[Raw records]
## begin

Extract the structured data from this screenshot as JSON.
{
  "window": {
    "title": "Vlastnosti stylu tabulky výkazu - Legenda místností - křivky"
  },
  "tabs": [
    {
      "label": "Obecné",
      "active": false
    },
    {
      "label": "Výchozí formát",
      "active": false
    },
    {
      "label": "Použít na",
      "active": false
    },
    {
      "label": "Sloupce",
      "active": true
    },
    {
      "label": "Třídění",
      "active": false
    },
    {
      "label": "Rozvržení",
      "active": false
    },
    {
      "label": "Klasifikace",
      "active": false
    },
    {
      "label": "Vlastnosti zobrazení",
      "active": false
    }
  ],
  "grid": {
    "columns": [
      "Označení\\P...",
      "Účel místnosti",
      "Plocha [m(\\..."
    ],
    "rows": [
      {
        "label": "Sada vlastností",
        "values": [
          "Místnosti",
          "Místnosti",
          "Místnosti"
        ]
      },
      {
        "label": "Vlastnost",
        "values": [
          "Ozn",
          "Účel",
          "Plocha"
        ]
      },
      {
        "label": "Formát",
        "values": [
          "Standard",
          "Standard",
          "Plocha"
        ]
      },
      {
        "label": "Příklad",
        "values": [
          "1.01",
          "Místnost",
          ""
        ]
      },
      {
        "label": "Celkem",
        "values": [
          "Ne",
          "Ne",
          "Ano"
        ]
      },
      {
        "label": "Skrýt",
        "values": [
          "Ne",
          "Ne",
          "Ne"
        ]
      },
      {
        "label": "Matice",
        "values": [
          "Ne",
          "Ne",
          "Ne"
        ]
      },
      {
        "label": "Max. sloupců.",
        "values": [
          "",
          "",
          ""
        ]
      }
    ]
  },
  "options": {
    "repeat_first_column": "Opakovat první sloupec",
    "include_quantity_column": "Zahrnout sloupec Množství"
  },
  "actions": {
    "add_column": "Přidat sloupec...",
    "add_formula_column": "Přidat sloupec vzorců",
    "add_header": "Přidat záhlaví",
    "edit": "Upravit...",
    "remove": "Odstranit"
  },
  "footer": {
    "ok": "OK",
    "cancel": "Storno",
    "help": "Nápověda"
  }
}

## end

• **What to produce**
Go through the lines above. Select every one that has the string "sloupec".

• **Task output**
    "repeat_first_column": "Opakovat první sloupec",
    "include_quantity_column": "Zahrnout sloupec Množství"
    "add_column": "Přidat sloupec...",
    "add_formula_column": "Přidat sloupec vzorců",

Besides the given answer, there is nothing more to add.